▸ TEXT SHOWN
┄┄┄┄┄┄
# My New 07 Alty



## importroller (Jan 22, 2005)

I had a 94 Altima and traded her after 6yrs for an 07. check it out

my old girl
94 altima, 01 KA24DE, every bolt on out there, Nitrous, fully upgraded fuel system, and many more. as an auto ran a best of 14.7 @94mph, but most recent was in phoenix Firebird track with it being over 100+ degrees on the track, ran a [email protected]










































Her Replacement
2007 Nissan Altima, 3.5 SE 6spd Manual trans (only 1 in a 6spd in san diego county when i was shopping) Mystic Blue/Frost interior, 270HP V6. as for mods, only the tails, headlights, and side markers have the VERY FIRST set of Blue Batmobile Overlays (sponsor car) But next weekend, i will be at my old job at Speedforceracing.com and i will be making an intake system that will be for sale for the 4th gen 3.5SEs


----------



## importroller (Jan 22, 2005)




----------



## importroller (Jan 22, 2005)

The two babies


----------



## liljohnny (May 25, 2006)

Not feeling those 07 tails...:fluffy: 

John


----------



## Substance (Oct 22, 2006)

Sexy

Oh And i see that Jamaican flag as well..

<--brethren


----------



## importroller (Jan 22, 2005)

its always irie to see other jamaican Nissan fans.


----------



## Jaeger (Apr 22, 2007)

Very nice - this car looks good in every colour. I had a hard time choosing, but finally settled on the silver (also a 3.5 SE with 6MT).

And I am another Jamaican Alti owner.  

Jaeger


----------



## mf05ser (Jan 15, 2007)

Jesus I never realized how much it looks like the G35 until now. Nice


----------
┄┄┄┄┄┄
▸ PROVIDED MATERIAL
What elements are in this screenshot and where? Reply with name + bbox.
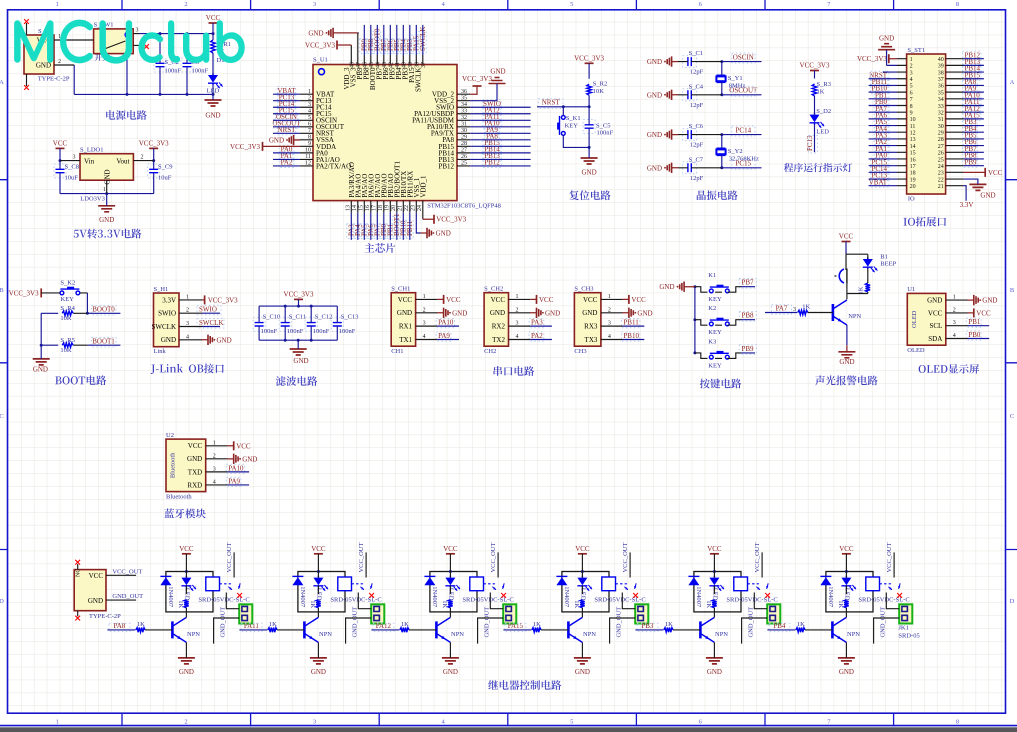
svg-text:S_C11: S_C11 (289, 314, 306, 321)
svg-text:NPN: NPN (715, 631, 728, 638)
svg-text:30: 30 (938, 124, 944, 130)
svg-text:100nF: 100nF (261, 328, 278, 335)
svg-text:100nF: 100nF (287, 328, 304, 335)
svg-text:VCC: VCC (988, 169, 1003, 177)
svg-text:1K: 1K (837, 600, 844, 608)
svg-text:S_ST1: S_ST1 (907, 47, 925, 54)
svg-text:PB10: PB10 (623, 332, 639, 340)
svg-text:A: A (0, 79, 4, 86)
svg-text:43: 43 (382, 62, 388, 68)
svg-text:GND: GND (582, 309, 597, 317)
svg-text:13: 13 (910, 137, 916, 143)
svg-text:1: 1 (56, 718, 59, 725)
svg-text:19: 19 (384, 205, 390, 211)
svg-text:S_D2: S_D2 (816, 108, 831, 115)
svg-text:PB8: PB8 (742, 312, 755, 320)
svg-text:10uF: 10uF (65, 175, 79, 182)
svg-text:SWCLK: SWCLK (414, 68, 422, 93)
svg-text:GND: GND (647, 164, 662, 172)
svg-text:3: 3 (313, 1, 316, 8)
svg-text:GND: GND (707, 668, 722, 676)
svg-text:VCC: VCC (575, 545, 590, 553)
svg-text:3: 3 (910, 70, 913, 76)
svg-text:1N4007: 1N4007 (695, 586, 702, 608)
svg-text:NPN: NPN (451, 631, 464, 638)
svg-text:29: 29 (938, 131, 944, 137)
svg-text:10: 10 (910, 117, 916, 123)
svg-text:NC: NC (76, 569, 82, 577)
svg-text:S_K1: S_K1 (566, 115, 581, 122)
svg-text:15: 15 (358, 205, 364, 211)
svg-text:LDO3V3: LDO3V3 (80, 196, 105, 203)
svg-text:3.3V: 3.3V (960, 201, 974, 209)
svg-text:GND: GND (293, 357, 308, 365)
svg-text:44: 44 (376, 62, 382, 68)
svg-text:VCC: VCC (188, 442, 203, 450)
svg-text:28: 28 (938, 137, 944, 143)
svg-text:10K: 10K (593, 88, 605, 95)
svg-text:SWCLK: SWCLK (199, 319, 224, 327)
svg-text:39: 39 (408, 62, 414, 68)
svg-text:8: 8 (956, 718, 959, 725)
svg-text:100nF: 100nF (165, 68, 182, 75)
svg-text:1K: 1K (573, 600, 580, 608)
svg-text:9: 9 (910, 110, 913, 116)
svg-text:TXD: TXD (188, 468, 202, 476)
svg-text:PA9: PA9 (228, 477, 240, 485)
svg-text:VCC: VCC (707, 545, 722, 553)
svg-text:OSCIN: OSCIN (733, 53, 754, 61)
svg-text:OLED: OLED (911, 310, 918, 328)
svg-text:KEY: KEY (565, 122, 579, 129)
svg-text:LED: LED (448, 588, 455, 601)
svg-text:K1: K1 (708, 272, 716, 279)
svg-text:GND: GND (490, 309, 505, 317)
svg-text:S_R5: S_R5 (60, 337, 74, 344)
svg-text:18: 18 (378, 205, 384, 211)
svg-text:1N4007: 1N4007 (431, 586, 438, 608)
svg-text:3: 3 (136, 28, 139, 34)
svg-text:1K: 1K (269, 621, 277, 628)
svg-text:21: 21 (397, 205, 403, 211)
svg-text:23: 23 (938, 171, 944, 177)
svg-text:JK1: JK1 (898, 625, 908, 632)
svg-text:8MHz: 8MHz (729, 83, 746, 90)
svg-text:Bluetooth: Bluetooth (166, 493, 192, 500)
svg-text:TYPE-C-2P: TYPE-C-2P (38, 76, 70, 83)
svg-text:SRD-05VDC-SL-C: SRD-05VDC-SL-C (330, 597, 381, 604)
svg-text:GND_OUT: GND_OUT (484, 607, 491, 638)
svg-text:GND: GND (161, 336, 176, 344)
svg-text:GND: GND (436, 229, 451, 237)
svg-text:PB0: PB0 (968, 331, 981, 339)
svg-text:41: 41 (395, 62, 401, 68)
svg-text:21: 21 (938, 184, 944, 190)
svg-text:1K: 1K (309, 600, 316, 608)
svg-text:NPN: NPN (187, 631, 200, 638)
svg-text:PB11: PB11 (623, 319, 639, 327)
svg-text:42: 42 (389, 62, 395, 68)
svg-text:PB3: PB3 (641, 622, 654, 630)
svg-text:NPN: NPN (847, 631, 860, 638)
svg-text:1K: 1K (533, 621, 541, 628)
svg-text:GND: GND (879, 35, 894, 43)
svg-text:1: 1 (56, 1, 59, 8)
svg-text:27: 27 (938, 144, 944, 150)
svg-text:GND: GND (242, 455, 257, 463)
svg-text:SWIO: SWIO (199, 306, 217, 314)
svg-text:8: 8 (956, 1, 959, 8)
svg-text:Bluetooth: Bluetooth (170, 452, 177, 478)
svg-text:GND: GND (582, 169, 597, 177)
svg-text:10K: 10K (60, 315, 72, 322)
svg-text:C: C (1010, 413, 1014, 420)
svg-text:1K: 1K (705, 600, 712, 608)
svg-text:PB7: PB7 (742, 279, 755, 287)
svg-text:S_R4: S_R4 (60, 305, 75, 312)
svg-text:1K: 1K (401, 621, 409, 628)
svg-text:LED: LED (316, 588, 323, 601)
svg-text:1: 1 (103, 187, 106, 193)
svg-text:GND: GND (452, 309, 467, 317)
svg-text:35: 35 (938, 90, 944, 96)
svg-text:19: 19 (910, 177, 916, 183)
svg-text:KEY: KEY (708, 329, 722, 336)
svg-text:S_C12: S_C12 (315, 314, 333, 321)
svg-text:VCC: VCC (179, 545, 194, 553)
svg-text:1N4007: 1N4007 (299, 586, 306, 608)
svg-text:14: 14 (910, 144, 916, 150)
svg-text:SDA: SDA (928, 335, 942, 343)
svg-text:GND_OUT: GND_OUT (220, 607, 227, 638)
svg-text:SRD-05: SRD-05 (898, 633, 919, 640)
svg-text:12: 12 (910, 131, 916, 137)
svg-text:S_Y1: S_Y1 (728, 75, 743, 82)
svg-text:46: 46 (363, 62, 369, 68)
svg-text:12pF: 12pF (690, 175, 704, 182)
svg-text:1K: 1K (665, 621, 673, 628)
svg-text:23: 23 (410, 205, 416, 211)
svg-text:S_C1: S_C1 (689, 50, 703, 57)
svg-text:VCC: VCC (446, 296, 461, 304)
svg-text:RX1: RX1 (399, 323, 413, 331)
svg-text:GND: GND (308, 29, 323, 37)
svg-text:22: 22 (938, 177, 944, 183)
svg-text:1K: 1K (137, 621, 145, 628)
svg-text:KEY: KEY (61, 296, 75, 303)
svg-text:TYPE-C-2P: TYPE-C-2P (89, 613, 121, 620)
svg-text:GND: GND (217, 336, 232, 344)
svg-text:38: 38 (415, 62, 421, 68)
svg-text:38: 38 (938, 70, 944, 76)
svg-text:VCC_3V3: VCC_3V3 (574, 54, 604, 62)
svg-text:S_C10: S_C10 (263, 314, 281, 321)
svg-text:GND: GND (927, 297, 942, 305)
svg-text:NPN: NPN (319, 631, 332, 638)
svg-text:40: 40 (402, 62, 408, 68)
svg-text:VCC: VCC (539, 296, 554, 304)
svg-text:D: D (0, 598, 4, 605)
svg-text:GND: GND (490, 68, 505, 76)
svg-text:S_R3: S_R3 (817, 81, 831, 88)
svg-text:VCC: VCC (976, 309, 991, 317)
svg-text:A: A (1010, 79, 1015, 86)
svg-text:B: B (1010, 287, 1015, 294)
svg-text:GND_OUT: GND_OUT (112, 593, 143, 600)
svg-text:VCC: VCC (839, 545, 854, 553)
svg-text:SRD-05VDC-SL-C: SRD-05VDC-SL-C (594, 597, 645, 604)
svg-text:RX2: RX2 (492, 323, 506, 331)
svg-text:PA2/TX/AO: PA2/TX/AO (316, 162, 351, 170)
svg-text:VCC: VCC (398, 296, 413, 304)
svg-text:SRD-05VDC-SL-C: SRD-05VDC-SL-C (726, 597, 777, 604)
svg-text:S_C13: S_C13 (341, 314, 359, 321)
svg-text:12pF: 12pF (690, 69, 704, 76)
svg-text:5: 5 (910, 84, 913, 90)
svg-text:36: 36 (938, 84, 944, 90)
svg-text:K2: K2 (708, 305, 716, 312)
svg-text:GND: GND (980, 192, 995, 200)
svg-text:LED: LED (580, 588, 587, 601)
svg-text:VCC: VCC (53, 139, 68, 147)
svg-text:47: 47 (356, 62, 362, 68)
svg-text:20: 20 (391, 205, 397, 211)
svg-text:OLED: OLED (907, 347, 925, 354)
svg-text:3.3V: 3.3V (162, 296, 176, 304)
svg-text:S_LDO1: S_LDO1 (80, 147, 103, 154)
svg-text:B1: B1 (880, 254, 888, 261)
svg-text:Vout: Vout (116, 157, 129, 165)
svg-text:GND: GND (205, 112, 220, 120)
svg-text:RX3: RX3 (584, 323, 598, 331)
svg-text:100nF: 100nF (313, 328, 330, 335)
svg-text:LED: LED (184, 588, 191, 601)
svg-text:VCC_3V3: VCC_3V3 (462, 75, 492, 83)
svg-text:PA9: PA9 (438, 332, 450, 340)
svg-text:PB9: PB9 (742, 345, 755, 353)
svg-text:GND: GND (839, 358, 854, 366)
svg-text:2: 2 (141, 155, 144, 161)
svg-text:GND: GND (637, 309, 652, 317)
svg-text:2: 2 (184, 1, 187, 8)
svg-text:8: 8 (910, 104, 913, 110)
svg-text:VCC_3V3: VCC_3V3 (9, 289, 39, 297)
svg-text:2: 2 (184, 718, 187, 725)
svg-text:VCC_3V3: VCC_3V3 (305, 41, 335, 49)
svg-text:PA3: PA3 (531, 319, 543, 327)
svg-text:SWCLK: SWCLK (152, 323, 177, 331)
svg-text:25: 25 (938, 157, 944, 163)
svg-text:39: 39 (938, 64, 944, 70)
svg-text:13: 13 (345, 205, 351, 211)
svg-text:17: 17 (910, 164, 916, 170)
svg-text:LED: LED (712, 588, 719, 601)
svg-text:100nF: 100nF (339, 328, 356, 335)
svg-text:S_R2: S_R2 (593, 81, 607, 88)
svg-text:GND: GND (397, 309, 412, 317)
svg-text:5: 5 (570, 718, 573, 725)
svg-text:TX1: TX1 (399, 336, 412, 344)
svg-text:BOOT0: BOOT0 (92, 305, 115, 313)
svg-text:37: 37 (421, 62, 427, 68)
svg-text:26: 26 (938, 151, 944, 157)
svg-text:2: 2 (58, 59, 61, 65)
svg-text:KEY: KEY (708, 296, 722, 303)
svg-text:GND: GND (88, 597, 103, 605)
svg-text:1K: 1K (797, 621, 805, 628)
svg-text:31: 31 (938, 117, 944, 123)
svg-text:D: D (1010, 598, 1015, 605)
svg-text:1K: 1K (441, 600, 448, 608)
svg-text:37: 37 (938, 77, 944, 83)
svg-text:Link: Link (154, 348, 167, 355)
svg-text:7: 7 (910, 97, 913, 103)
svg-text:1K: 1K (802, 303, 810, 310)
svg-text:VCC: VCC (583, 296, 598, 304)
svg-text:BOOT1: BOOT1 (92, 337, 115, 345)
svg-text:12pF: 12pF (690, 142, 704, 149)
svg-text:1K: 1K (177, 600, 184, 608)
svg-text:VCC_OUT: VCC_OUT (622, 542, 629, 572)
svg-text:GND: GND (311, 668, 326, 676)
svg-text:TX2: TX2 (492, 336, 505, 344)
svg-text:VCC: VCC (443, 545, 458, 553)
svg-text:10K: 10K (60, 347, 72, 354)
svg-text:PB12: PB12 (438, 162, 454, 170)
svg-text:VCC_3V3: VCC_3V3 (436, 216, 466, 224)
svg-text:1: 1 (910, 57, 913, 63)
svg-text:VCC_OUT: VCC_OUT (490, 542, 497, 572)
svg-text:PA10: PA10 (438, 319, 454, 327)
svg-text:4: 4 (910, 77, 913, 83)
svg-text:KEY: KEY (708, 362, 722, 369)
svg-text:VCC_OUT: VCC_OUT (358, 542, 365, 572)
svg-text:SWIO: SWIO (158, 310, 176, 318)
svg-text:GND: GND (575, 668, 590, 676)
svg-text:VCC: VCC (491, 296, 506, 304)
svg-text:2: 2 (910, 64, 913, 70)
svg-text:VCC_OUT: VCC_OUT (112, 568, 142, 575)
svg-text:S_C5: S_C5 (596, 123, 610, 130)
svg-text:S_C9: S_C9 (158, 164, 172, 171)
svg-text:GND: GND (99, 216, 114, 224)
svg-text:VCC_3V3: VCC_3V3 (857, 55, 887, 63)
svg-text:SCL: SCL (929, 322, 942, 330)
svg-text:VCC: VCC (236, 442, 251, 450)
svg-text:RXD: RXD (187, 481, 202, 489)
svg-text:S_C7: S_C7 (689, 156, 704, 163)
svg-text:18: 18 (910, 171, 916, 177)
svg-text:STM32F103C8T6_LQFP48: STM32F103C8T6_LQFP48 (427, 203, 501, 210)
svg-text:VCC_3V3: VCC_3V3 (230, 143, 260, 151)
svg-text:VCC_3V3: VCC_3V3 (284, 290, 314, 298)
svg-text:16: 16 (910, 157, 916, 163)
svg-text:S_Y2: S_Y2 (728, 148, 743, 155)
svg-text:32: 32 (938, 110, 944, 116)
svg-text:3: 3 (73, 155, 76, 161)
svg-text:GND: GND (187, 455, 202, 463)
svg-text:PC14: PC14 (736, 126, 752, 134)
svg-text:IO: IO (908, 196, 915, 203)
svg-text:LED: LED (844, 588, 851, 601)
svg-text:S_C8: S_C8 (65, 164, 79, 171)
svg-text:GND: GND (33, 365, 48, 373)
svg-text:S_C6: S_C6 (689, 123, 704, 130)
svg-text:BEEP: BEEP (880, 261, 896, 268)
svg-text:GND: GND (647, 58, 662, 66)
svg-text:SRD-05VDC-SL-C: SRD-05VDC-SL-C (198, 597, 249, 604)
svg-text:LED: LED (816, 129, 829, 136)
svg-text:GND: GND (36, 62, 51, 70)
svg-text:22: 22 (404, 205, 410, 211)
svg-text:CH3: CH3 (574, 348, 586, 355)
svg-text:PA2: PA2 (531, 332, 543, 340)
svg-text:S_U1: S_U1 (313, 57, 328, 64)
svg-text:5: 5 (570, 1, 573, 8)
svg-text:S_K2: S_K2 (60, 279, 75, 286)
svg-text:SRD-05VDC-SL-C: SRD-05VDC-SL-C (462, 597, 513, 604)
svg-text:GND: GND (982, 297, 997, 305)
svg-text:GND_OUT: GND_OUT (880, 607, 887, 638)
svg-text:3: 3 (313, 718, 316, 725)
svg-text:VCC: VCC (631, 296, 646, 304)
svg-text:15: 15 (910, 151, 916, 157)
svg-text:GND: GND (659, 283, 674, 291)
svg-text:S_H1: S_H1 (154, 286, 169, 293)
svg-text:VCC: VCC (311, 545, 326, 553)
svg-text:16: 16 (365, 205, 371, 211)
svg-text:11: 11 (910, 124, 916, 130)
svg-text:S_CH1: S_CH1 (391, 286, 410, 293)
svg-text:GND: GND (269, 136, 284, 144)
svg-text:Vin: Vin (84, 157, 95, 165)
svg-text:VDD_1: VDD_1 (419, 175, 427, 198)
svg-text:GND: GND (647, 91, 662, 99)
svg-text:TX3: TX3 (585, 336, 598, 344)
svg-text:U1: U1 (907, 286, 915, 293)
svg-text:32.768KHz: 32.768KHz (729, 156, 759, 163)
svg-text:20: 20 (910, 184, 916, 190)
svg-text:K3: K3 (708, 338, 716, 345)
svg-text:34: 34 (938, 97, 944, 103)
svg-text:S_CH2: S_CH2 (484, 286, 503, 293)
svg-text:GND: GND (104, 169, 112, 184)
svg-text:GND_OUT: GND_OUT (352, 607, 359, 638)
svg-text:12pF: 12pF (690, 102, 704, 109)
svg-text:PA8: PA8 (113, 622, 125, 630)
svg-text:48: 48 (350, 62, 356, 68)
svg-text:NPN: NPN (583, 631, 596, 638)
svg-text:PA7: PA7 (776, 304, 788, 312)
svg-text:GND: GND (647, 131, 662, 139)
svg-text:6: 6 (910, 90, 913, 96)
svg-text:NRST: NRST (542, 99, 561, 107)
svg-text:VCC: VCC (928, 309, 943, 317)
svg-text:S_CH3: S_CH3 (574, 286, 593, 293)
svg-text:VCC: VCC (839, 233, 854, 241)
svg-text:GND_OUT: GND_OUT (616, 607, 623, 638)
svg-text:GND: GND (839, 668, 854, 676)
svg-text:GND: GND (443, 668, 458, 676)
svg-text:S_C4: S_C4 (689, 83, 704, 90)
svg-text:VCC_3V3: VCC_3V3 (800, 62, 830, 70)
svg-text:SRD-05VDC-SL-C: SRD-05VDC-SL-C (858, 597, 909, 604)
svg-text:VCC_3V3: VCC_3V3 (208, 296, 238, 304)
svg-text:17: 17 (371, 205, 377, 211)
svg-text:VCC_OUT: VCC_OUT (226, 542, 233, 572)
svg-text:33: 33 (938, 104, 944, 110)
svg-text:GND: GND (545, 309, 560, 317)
┄┄┄┄┄┄
▸ TASKS FOR THIS EXERCISE
[a] In the Altima forum thread, what color did Jaeger choose for his car?
[b] Rewrite the paragraph of the Altima forum thread beginning "2007 Nissan Altima, 3.5 SE 6spd Manual trans" as a short list, keeping its main facts.
[c] List every username that posts in the Altima forum thread, each once.
Answer using only the Altima forum thread, not the records.

▸ RESULTS FOR THE EXERCISE
[a] Silver

[b]
- 2007 Nissan Altima 3.5 SE with a 270HP V6
- 6-speed manual transmission, the only one in San Diego County when the poster was shopping
- Mystic Blue with a Frost interior
- Only mods: the very first set of Blue Batmobile Overlays on the tails, headlights and side markers (sponsor car)
- Next weekend, the poster will be at their old job at Speedforceracing.com making an intake system for sale for 4th gen 3.5SEs

[c] importroller, liljohnny, Substance, Jaeger, mf05ser